Collected data:
○ ○ ○ ○

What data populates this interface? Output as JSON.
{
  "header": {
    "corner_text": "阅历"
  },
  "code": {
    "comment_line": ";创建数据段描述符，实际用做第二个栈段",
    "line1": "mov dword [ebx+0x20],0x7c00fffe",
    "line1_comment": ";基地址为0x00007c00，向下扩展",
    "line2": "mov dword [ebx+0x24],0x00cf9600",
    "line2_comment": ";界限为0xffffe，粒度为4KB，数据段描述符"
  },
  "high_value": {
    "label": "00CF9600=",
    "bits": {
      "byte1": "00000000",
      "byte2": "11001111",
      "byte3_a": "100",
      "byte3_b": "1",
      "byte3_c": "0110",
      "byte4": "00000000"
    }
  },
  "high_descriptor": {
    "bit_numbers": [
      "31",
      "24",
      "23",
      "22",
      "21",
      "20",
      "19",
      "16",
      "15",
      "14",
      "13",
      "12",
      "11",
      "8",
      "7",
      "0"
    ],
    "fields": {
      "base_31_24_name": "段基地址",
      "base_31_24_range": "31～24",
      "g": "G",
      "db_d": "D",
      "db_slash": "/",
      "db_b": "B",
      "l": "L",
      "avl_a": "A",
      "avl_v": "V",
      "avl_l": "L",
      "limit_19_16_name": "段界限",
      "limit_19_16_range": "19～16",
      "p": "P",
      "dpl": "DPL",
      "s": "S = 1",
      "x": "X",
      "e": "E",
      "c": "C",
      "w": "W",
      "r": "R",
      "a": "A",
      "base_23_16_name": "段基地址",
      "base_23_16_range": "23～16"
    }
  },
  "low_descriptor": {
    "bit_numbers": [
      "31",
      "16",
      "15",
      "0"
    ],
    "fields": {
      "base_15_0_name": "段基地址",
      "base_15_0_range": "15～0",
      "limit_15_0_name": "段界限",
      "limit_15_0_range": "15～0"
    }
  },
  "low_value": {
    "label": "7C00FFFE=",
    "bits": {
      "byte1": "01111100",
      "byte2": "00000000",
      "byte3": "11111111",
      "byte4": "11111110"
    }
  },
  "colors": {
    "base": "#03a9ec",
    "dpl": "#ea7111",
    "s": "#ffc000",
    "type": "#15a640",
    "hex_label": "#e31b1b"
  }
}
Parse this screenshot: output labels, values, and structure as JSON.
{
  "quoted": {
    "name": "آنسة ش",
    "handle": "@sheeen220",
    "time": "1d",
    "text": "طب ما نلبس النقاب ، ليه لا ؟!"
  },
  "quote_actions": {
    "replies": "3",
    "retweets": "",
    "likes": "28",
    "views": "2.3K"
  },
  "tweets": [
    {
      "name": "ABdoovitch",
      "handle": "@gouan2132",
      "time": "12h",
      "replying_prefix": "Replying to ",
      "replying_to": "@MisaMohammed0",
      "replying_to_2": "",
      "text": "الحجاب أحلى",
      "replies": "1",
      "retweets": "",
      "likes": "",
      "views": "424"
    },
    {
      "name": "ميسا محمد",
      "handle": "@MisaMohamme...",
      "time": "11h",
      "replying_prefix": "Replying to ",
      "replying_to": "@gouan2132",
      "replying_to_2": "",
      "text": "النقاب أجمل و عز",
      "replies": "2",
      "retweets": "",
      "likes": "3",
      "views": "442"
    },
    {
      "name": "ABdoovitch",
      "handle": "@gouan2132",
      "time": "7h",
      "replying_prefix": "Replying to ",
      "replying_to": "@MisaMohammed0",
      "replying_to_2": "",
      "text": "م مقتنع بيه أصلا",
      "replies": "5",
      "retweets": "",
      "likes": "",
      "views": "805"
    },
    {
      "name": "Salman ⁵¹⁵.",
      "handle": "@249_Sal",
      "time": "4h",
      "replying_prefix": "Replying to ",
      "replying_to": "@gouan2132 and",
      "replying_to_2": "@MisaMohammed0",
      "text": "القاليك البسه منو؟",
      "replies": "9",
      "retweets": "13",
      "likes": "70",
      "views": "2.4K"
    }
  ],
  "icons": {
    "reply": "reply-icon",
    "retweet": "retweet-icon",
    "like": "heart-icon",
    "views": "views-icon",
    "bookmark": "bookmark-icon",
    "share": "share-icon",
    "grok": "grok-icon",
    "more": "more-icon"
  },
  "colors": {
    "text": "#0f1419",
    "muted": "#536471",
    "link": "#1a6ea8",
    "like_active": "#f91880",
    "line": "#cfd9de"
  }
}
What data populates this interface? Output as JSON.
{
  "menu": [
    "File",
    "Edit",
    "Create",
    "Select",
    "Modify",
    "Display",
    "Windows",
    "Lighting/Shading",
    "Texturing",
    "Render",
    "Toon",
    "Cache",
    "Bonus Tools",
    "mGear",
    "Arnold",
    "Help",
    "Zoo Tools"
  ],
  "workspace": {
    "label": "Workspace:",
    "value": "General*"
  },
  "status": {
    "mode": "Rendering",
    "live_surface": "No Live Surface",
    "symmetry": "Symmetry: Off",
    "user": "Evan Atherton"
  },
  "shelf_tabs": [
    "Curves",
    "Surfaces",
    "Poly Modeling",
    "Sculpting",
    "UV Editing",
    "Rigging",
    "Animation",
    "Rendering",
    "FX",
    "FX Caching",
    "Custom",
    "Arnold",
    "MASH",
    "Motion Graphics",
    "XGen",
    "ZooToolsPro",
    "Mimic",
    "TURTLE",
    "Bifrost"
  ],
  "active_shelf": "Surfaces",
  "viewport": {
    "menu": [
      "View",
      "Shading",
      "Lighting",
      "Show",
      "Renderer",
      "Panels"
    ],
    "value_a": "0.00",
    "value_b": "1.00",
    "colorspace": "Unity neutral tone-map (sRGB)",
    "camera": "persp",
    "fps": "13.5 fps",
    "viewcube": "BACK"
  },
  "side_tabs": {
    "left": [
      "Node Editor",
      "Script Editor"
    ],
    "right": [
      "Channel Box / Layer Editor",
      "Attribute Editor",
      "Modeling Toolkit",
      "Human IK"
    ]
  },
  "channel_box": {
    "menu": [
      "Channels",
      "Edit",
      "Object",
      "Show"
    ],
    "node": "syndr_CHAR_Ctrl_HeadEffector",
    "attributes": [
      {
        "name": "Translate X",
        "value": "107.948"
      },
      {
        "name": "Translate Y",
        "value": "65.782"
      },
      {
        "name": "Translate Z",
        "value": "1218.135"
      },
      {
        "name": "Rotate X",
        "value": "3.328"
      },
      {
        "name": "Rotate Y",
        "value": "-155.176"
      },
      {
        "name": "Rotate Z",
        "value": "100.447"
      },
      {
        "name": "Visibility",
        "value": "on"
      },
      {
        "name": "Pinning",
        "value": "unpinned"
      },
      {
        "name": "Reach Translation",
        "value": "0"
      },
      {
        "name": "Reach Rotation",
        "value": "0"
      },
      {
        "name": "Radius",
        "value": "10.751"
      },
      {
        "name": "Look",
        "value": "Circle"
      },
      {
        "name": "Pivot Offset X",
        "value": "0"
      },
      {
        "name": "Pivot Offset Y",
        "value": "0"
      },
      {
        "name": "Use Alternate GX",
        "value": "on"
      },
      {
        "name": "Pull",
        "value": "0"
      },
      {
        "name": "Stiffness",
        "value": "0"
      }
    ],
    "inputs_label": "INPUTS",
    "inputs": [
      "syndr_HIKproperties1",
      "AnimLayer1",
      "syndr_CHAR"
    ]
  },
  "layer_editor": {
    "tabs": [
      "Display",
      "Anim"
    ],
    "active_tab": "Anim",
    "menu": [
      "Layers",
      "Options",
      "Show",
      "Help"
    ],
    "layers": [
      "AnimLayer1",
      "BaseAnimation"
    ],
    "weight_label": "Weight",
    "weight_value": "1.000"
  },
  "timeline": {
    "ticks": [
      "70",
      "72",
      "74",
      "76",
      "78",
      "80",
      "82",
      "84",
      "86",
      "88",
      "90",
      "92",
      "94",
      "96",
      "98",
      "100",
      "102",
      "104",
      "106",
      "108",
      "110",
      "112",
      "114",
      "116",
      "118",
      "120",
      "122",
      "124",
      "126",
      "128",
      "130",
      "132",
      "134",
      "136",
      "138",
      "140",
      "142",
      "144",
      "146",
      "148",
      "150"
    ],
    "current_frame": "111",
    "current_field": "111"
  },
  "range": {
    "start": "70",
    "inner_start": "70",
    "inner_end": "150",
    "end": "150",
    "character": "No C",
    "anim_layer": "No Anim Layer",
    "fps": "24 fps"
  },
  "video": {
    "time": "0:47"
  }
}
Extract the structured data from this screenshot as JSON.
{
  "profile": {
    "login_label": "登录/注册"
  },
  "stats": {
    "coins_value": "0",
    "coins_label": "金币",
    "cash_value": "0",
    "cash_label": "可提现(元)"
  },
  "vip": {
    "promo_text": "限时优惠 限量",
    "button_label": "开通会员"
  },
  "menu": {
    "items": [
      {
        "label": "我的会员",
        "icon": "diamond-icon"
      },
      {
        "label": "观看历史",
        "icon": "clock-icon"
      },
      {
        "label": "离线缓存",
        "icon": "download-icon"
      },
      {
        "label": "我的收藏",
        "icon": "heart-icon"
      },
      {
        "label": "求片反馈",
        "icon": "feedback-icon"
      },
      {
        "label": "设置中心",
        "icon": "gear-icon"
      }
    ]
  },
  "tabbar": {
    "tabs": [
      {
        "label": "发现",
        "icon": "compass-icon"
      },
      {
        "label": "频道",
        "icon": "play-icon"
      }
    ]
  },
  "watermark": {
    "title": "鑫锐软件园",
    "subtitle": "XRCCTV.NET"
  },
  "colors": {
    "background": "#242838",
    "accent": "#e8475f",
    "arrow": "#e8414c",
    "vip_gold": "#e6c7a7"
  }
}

○ ○ ○ ○

Repeat exactly the lines starting at the line with "Extract the structured" and ending with the final line of the entries. Include nothing else.

Extract the structured data from this screenshot as JSON.
{
  "profile": {
    "login_label": "登录/注册"
  },
  "stats": {
    "coins_value": "0",
    "coins_label": "金币",
    "cash_value": "0",
    "cash_label": "可提现(元)"
  },
  "vip": {
    "promo_text": "限时优惠 限量",
    "button_label": "开通会员"
  },
  "menu": {
    "items": [
      {
        "label": "我的会员",
        "icon": "diamond-icon"
      },
      {
        "label": "观看历史",
        "icon": "clock-icon"
      },
      {
        "label": "离线缓存",
        "icon": "download-icon"
      },
      {
        "label": "我的收藏",
        "icon": "heart-icon"
      },
      {
        "label": "求片反馈",
        "icon": "feedback-icon"
      },
      {
        "label": "设置中心",
        "icon": "gear-icon"
      }
    ]
  },
  "tabbar": {
    "tabs": [
      {
        "label": "发现",
        "icon": "compass-icon"
      },
      {
        "label": "频道",
        "icon": "play-icon"
      }
    ]
  },
  "watermark": {
    "title": "鑫锐软件园",
    "subtitle": "XRCCTV.NET"
  },
  "colors": {
    "background": "#242838",
    "accent": "#e8475f",
    "arrow": "#e8414c",
    "vip_gold": "#e6c7a7"
  }
}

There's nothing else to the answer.